Transcribe the full listing below exactly.

(begin)

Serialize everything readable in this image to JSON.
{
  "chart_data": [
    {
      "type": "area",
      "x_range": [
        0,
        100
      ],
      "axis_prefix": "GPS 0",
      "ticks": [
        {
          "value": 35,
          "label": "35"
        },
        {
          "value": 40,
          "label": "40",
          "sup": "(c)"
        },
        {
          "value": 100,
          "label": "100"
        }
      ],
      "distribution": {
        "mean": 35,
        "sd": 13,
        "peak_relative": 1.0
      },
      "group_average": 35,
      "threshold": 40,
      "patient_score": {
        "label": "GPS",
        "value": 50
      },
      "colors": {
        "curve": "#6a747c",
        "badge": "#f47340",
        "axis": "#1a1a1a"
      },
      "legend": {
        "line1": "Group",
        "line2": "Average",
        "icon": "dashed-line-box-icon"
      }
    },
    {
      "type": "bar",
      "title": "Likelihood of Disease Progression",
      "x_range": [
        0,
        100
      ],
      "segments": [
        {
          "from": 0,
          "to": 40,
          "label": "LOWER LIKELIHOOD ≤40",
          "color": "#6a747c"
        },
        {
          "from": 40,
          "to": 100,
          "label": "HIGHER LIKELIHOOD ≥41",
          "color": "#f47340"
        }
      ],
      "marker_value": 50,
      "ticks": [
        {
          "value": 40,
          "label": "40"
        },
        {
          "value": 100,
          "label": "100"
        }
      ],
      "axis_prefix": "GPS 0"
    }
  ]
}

(end)

# SOLVED PROBLEM:
Serialize everything readable in this image to JSON.
{
  "chart_data": [
    {
      "type": "area",
      "x_range": [
        0,
        100
      ],
      "axis_prefix": "GPS 0",
      "ticks": [
        {
          "value": 35,
          "label": "35"
        },
        {
          "value": 40,
          "label": "40",
          "sup": "(c)"
        },
        {
          "value": 100,
          "label": "100"
        }
      ],
      "distribution": {
        "mean": 35,
        "sd": 13,
        "peak_relative": 1.0
      },
      "group_average": 35,
      "threshold": 40,
      "patient_score": {
        "label": "GPS",
        "value": 50
      },
      "colors": {
        "curve": "#6a747c",
        "badge": "#f47340",
        "axis": "#1a1a1a"
      },
      "legend": {
        "line1": "Group",
        "line2": "Average",
        "icon": "dashed-line-box-icon"
      }
    },
    {
      "type": "bar",
      "title": "Likelihood of Disease Progression",
      "x_range": [
        0,
        100
      ],
      "segments": [
        {
          "from": 0,
          "to": 40,
          "label": "LOWER LIKELIHOOD ≤40",
          "color": "#6a747c"
        },
        {
          "from": 40,
          "to": 100,
          "label": "HIGHER LIKELIHOOD ≥41",
          "color": "#f47340"
        }
      ],
      "marker_value": 50,
      "ticks": [
        {
          "value": 40,
          "label": "40"
        },
        {
          "value": 100,
          "label": "100"
        }
      ],
      "axis_prefix": "GPS 0"
    }
  ]
}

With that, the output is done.